WRITTEN TASK: Look through the records and report how many lines include the word "dropouts", with no other words.

· · · · ·

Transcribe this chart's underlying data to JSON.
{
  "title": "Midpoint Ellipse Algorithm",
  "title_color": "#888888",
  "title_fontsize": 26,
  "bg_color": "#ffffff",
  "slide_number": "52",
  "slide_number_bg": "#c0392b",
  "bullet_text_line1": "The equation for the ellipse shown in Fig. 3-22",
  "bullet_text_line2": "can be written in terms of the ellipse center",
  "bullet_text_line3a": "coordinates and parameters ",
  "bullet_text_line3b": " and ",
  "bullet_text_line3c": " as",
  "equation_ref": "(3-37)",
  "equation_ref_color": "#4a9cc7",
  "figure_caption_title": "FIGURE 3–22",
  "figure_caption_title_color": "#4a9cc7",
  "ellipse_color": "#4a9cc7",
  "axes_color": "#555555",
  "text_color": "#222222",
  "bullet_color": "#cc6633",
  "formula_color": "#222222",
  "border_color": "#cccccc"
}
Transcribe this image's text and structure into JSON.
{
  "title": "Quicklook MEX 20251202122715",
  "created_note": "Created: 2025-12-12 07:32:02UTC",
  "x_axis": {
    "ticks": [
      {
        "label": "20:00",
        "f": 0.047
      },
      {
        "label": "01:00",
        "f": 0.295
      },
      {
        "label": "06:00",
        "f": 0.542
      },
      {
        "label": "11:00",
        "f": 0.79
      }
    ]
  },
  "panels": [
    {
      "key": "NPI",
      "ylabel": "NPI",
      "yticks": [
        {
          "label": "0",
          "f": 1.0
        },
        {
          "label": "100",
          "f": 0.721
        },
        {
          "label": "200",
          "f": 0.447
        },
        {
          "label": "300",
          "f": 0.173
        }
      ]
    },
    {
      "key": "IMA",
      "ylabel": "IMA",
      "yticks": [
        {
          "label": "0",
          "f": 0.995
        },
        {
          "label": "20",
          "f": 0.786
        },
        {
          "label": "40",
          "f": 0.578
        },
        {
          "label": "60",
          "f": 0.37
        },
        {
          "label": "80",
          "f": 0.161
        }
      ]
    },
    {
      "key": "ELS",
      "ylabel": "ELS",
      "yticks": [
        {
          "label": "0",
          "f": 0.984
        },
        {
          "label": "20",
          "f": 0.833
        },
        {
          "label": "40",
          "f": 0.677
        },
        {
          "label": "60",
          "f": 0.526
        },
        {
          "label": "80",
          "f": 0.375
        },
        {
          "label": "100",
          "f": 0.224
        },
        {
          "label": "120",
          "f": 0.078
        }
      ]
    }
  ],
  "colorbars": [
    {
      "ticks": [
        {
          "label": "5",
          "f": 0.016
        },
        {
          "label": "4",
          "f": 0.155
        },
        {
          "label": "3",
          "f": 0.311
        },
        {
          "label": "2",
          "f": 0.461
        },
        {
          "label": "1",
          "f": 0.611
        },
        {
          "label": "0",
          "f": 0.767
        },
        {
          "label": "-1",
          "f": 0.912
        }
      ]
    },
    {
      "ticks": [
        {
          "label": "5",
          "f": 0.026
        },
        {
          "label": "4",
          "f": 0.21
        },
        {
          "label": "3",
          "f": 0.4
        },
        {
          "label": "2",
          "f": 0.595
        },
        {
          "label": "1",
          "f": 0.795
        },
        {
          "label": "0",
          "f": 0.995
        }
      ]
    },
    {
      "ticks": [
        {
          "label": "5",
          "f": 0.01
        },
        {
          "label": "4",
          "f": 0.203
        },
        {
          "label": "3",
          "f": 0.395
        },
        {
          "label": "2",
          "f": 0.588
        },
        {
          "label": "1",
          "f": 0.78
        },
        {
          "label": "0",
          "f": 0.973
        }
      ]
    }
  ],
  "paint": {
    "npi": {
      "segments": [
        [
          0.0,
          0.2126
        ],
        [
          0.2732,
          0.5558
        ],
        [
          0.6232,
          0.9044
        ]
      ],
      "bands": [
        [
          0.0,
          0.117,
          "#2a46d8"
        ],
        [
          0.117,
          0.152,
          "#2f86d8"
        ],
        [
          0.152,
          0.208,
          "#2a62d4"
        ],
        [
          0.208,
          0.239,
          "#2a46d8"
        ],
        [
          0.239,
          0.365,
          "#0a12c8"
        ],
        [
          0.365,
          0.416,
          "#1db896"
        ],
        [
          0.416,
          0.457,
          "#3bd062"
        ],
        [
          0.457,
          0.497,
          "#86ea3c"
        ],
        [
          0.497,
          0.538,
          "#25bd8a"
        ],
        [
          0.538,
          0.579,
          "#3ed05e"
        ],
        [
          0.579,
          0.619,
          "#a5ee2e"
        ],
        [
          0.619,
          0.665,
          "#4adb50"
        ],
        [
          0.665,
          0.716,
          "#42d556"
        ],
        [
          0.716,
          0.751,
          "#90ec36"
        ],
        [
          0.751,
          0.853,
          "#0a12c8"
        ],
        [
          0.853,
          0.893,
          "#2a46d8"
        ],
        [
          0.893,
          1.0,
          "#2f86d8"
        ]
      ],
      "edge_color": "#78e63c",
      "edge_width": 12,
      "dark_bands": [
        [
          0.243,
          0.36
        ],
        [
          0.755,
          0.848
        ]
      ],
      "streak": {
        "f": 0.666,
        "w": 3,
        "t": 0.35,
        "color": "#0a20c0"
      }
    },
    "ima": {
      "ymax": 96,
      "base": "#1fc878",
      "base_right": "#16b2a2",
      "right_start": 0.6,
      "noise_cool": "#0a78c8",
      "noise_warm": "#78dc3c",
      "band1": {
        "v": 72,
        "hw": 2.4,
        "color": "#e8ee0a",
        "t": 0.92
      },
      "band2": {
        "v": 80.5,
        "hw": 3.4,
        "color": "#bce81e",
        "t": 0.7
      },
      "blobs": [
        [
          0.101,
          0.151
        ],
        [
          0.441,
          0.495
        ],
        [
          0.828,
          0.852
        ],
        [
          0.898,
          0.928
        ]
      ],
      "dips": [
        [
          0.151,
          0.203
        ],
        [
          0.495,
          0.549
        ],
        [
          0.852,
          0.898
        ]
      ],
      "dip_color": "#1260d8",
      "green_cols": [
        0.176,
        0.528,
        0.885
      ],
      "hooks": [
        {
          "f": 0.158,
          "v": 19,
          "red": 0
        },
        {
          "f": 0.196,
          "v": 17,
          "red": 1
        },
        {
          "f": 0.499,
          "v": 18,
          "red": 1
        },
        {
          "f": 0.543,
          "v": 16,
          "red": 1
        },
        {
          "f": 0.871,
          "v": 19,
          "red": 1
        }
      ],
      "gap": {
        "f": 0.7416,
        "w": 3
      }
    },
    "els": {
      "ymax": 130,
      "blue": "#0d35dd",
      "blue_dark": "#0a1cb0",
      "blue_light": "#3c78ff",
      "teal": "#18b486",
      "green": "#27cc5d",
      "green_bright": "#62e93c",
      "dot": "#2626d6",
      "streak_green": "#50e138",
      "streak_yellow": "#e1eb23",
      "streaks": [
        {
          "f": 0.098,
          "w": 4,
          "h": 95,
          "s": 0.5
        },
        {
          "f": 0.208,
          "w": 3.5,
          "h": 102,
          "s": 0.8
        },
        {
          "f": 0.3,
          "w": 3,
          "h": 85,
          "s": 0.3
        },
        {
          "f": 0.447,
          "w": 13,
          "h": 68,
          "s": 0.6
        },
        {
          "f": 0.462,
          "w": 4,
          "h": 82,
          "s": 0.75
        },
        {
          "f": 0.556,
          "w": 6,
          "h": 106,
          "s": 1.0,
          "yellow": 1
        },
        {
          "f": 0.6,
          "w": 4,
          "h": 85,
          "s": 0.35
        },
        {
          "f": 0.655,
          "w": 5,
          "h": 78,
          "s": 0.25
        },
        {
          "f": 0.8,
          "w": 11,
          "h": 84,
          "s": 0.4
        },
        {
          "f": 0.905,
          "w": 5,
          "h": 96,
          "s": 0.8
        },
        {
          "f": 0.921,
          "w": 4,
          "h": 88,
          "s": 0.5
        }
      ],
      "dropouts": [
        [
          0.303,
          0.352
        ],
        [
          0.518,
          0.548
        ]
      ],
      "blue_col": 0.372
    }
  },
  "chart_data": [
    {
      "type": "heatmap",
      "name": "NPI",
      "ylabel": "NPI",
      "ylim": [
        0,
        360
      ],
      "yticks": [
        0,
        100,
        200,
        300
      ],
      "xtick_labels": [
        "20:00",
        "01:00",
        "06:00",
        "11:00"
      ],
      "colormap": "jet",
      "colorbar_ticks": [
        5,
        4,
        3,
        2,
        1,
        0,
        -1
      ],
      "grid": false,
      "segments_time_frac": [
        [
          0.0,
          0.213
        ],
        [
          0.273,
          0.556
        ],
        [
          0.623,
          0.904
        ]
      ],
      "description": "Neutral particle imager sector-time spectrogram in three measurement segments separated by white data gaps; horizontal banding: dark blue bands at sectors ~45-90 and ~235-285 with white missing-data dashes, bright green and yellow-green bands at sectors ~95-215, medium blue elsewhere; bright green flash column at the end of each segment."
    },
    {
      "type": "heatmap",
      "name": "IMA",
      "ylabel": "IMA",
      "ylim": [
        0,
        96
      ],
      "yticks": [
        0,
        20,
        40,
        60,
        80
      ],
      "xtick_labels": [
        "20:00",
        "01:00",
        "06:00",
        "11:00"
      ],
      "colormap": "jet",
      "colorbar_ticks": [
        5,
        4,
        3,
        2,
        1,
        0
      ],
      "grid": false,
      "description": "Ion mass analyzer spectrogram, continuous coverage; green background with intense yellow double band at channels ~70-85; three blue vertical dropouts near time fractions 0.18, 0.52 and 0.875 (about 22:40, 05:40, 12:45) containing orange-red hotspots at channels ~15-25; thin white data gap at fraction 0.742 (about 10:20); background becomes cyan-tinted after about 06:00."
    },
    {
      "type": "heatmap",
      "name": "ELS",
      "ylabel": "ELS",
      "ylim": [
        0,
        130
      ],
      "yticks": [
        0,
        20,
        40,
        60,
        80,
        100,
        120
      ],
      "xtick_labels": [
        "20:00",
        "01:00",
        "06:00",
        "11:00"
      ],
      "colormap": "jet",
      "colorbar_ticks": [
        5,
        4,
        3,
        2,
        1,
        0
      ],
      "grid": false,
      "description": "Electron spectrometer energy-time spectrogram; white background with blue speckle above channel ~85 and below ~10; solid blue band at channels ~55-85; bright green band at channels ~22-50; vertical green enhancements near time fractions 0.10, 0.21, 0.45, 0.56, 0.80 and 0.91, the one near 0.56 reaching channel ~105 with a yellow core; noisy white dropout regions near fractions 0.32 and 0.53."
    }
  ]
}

· · · · ·

SOLUTION BELOW: 2